(Entries with figure data)
-- start --
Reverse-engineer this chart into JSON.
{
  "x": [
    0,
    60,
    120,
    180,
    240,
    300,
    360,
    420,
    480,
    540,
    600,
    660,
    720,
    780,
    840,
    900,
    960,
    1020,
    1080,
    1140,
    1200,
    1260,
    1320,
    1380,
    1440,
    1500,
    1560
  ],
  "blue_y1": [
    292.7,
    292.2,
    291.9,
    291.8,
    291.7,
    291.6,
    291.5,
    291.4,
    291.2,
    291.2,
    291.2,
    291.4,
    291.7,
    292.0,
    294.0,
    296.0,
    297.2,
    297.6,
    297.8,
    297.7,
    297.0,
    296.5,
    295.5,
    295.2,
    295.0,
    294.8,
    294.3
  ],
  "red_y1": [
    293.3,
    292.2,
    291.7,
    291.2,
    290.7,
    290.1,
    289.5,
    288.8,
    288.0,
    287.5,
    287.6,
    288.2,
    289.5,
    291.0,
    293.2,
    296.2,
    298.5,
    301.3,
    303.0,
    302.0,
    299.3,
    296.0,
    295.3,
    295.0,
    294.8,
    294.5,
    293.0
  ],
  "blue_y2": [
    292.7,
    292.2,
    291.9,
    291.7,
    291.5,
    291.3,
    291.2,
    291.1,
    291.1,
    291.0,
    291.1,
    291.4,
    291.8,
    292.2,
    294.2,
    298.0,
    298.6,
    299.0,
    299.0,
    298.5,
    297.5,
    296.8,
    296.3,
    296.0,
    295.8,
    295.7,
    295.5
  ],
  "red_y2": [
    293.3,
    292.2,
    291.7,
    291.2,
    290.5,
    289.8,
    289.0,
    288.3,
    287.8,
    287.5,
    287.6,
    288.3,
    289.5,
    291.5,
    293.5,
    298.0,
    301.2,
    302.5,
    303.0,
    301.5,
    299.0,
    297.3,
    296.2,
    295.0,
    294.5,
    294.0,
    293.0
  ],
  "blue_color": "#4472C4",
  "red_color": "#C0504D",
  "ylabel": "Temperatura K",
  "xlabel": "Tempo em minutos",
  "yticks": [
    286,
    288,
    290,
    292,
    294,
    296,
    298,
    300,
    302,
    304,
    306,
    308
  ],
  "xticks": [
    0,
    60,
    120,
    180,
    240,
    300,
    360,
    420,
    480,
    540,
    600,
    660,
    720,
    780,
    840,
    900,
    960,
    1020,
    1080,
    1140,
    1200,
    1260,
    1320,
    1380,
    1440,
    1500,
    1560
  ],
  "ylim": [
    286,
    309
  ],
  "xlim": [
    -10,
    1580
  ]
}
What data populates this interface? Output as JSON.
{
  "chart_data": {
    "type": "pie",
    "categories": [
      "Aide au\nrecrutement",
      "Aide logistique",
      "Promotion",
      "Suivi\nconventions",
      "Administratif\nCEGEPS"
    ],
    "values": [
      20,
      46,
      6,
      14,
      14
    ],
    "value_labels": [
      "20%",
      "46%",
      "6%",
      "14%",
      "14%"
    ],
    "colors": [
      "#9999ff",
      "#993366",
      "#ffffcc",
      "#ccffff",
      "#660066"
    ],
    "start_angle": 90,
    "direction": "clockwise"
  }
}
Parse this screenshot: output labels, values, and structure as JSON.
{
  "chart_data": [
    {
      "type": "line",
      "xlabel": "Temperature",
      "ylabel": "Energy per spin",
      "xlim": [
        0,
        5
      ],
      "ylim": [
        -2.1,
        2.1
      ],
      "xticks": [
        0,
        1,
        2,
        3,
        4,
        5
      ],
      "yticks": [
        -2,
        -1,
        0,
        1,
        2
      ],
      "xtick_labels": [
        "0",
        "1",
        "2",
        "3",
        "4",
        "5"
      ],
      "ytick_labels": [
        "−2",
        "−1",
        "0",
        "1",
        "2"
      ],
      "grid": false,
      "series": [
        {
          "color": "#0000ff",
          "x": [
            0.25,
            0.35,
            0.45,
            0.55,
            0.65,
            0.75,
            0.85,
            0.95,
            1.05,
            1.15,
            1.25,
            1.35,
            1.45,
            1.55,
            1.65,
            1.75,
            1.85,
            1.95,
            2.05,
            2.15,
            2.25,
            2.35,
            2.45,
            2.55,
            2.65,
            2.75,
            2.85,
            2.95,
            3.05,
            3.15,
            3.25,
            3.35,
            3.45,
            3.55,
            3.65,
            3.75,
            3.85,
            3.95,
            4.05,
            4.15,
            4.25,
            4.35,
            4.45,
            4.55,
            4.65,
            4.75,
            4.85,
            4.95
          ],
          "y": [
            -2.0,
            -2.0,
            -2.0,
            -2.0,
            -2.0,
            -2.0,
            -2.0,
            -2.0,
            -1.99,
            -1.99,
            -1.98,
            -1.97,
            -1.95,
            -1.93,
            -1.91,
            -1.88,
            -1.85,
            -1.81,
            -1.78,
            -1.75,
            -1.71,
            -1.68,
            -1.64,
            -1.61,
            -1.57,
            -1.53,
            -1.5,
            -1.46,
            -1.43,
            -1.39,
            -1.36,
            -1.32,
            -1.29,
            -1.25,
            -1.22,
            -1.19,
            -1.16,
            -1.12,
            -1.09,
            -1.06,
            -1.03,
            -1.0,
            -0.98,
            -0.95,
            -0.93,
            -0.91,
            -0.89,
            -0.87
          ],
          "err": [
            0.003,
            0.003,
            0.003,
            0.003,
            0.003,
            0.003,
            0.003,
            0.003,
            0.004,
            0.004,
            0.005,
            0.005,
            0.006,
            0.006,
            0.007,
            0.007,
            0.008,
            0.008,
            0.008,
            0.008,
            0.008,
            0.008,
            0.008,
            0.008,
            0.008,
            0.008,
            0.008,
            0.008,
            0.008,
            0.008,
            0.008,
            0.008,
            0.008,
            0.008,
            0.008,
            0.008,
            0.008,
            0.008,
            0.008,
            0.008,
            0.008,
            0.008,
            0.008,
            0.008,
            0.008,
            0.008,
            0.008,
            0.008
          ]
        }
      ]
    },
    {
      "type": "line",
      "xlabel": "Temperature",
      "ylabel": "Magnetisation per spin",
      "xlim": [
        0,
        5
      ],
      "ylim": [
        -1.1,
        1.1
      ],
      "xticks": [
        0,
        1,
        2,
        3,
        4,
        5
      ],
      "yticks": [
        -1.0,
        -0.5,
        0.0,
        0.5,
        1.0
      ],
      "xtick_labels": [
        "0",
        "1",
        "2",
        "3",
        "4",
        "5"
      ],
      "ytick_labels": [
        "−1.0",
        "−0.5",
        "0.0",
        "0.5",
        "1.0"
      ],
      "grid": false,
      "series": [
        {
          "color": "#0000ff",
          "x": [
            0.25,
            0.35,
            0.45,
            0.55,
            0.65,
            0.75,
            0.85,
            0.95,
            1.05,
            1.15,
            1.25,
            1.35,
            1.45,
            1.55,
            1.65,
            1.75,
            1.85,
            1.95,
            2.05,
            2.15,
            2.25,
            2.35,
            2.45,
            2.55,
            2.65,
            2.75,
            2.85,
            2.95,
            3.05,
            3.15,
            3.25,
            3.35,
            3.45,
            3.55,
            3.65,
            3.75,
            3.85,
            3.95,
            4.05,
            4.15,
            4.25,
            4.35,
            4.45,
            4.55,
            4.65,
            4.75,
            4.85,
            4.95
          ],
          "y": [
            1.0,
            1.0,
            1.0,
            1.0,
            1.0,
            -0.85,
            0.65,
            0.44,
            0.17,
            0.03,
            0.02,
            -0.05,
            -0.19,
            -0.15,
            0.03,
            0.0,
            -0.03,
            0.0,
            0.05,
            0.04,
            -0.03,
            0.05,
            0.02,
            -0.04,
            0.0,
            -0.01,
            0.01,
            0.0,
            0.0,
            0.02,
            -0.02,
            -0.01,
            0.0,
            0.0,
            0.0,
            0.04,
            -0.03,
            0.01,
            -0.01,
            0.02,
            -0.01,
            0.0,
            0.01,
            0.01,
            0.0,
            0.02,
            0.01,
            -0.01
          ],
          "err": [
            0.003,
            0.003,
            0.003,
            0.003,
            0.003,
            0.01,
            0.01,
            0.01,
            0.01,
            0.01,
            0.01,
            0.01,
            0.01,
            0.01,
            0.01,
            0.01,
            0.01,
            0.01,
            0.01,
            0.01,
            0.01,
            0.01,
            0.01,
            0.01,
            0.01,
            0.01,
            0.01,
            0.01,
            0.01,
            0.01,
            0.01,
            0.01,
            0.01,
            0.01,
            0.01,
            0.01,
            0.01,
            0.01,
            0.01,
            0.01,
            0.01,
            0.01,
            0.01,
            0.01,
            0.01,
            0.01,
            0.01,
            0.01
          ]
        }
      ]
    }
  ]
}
-- end --
■ Job:
Copy each line of the listing that holds the word "this".

■ Full answer:
Reverse-engineer this chart into JSON.
What data populates this interface? Output as JSON.
Parse this screenshot: output labels, values, and structure as JSON.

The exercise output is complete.